• GIVEN PROBLEM:
Your task is to print all of the material verbatim.
-- Begin EXERCISE MATERIAL --
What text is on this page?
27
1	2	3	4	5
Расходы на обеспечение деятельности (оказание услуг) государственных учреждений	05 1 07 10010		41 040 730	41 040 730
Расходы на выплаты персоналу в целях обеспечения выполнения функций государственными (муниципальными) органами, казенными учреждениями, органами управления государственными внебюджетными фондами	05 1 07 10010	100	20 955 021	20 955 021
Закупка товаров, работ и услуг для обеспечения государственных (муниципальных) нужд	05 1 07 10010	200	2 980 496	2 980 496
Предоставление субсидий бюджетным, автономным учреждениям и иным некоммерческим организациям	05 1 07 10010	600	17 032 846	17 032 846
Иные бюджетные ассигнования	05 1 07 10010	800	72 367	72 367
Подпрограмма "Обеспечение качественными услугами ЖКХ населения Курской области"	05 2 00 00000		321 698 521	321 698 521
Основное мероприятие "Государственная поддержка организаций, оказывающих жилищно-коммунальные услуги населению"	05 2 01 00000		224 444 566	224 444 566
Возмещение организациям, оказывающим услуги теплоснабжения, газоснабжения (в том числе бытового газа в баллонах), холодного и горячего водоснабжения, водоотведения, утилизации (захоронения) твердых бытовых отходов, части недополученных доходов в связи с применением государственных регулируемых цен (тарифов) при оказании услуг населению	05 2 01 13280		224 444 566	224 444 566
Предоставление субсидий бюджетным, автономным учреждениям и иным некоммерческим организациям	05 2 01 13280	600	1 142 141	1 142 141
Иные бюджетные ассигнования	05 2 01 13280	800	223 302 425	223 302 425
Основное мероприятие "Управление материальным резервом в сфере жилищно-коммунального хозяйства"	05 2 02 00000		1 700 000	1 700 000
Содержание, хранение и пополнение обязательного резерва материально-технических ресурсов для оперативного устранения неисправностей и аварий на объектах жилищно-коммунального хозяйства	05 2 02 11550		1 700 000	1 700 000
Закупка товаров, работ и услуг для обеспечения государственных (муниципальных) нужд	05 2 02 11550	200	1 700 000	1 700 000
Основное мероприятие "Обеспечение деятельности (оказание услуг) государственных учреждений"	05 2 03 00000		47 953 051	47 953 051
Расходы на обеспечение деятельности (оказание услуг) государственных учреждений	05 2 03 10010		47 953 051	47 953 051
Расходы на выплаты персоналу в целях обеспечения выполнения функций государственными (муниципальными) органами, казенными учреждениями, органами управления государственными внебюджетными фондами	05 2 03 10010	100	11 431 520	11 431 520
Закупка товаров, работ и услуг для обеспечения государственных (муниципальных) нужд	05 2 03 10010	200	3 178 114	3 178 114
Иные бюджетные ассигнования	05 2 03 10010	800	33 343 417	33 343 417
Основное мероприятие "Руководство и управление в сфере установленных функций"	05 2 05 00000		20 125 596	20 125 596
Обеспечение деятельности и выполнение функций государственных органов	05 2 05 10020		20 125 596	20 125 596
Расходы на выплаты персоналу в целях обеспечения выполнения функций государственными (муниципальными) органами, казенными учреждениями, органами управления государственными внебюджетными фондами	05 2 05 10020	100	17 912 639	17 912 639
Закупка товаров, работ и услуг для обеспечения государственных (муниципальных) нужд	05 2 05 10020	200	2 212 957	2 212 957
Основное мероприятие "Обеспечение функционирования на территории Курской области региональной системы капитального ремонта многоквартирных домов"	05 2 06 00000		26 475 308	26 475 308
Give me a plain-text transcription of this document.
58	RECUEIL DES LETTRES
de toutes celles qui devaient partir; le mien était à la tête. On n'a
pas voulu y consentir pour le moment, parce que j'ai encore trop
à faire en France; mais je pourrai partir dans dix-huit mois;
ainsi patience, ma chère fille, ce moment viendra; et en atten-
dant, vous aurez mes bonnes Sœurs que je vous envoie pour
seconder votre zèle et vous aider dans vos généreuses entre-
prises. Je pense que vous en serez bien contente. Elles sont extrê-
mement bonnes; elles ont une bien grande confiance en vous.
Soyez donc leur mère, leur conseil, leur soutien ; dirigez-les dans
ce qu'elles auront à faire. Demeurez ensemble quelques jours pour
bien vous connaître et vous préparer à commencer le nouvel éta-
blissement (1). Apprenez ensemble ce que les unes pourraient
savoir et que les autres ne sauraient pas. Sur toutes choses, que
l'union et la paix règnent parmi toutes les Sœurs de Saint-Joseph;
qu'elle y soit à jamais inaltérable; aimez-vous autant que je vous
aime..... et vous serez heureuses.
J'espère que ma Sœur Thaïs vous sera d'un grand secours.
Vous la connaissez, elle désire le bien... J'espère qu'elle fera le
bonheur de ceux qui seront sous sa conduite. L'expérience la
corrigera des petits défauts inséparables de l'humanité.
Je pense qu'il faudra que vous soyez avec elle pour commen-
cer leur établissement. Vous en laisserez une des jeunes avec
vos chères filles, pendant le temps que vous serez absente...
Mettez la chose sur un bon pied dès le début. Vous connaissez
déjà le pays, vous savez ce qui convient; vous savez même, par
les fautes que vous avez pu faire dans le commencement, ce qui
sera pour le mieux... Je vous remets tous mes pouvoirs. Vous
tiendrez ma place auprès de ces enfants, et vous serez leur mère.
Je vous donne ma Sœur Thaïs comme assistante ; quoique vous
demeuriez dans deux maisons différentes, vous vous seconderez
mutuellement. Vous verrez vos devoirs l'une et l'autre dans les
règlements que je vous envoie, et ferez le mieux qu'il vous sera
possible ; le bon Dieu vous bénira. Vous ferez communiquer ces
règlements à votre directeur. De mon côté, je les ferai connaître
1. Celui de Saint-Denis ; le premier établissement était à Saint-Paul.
-- End EXERCISE MATERIAL --
• ANSWER TO THE PROBLEM:
What text is on this page?
27
1	2	3	4	5
Расходы на обеспечение деятельности (оказание услуг) государственных учреждений	05 1 07 10010		41 040 730	41 040 730
Расходы на выплаты персоналу в целях обеспечения выполнения функций государственными (муниципальными) органами, казенными учреждениями, органами управления государственными внебюджетными фондами	05 1 07 10010	100	20 955 021	20 955 021
Закупка товаров, работ и услуг для обеспечения государственных (муниципальных) нужд	05 1 07 10010	200	2 980 496	2 980 496
Предоставление субсидий бюджетным, автономным учреждениям и иным некоммерческим организациям	05 1 07 10010	600	17 032 846	17 032 846
Иные бюджетные ассигнования	05 1 07 10010	800	72 367	72 367
Подпрограмма "Обеспечение качественными услугами ЖКХ населения Курской области"	05 2 00 00000		321 698 521	321 698 521
Основное мероприятие "Государственная поддержка организаций, оказывающих жилищно-коммунальные услуги населению"	05 2 01 00000		224 444 566	224 444 566
Возмещение организациям, оказывающим услуги теплоснабжения, газоснабжения (в том числе бытового газа в баллонах), холодного и горячего водоснабжения, водоотведения, утилизации (захоронения) твердых бытовых отходов, части недополученных доходов в связи с применением государственных регулируемых цен (тарифов) при оказании услуг населению	05 2 01 13280		224 444 566	224 444 566
Предоставление субсидий бюджетным, автономным учреждениям и иным некоммерческим организациям	05 2 01 13280	600	1 142 141	1 142 141
Иные бюджетные ассигнования	05 2 01 13280	800	223 302 425	223 302 425
Основное мероприятие "Управление материальным резервом в сфере жилищно-коммунального хозяйства"	05 2 02 00000		1 700 000	1 700 000
Содержание, хранение и пополнение обязательного резерва материально-технических ресурсов для оперативного устранения неисправностей и аварий на объектах жилищно-коммунального хозяйства	05 2 02 11550		1 700 000	1 700 000
Закупка товаров, работ и услуг для обеспечения государственных (муниципальных) нужд	05 2 02 11550	200	1 700 000	1 700 000
Основное мероприятие "Обеспечение деятельности (оказание услуг) государственных учреждений"	05 2 03 00000		47 953 051	47 953 051
Расходы на обеспечение деятельности (оказание услуг) государственных учреждений	05 2 03 10010		47 953 051	47 953 051
Расходы на выплаты персоналу в целях обеспечения выполнения функций государственными (муниципальными) органами, казенными учреждениями, органами управления государственными внебюджетными фондами	05 2 03 10010	100	11 431 520	11 431 520
Закупка товаров, работ и услуг для обеспечения государственных (муниципальных) нужд	05 2 03 10010	200	3 178 114	3 178 114
Иные бюджетные ассигнования	05 2 03 10010	800	33 343 417	33 343 417
Основное мероприятие "Руководство и управление в сфере установленных функций"	05 2 05 00000		20 125 596	20 125 596
Обеспечение деятельности и выполнение функций государственных органов	05 2 05 10020		20 125 596	20 125 596
Расходы на выплаты персоналу в целях обеспечения выполнения функций государственными (муниципальными) органами, казенными учреждениями, органами управления государственными внебюджетными фондами	05 2 05 10020	100	17 912 639	17 912 639
Закупка товаров, работ и услуг для обеспечения государственных (муниципальных) нужд	05 2 05 10020	200	2 212 957	2 212 957
Основное мероприятие "Обеспечение функционирования на территории Курской области региональной системы капитального ремонта многоквартирных домов"	05 2 06 00000		26 475 308	26 475 308
Give me a plain-text transcription of this document.
58	RECUEIL DES LETTRES
de toutes celles qui devaient partir; le mien était à la tête. On n'a
pas voulu y consentir pour le moment, parce que j'ai encore trop
à faire en France; mais je pourrai partir dans dix-huit mois;
ainsi patience, ma chère fille, ce moment viendra; et en atten-
dant, vous aurez mes bonnes Sœurs que je vous envoie pour
seconder votre zèle et vous aider dans vos généreuses entre-
prises. Je pense que vous en serez bien contente. Elles sont extrê-
mement bonnes; elles ont une bien grande confiance en vous.
Soyez donc leur mère, leur conseil, leur soutien ; dirigez-les dans
ce qu'elles auront à faire. Demeurez ensemble quelques jours pour
bien vous connaître et vous préparer à commencer le nouvel éta-
blissement (1). Apprenez ensemble ce que les unes pourraient
savoir et que les autres ne sauraient pas. Sur toutes choses, que
l'union et la paix règnent parmi toutes les Sœurs de Saint-Joseph;
qu'elle y soit à jamais inaltérable; aimez-vous autant que je vous
aime..... et vous serez heureuses.
J'espère que ma Sœur Thaïs vous sera d'un grand secours.
Vous la connaissez, elle désire le bien... J'espère qu'elle fera le
bonheur de ceux qui seront sous sa conduite. L'expérience la
corrigera des petits défauts inséparables de l'humanité.
Je pense qu'il faudra que vous soyez avec elle pour commen-
cer leur établissement. Vous en laisserez une des jeunes avec
vos chères filles, pendant le temps que vous serez absente...
Mettez la chose sur un bon pied dès le début. Vous connaissez
déjà le pays, vous savez ce qui convient; vous savez même, par
les fautes que vous avez pu faire dans le commencement, ce qui
sera pour le mieux... Je vous remets tous mes pouvoirs. Vous
tiendrez ma place auprès de ces enfants, et vous serez leur mère.
Je vous donne ma Sœur Thaïs comme assistante ; quoique vous
demeuriez dans deux maisons différentes, vous vous seconderez
mutuellement. Vous verrez vos devoirs l'une et l'autre dans les
règlements que je vous envoie, et ferez le mieux qu'il vous sera
possible ; le bon Dieu vous bénira. Vous ferez communiquer ces
règlements à votre directeur. De mon côté, je les ferai connaître
1. Celui de Saint-Denis ; le premier établissement était à Saint-Paul.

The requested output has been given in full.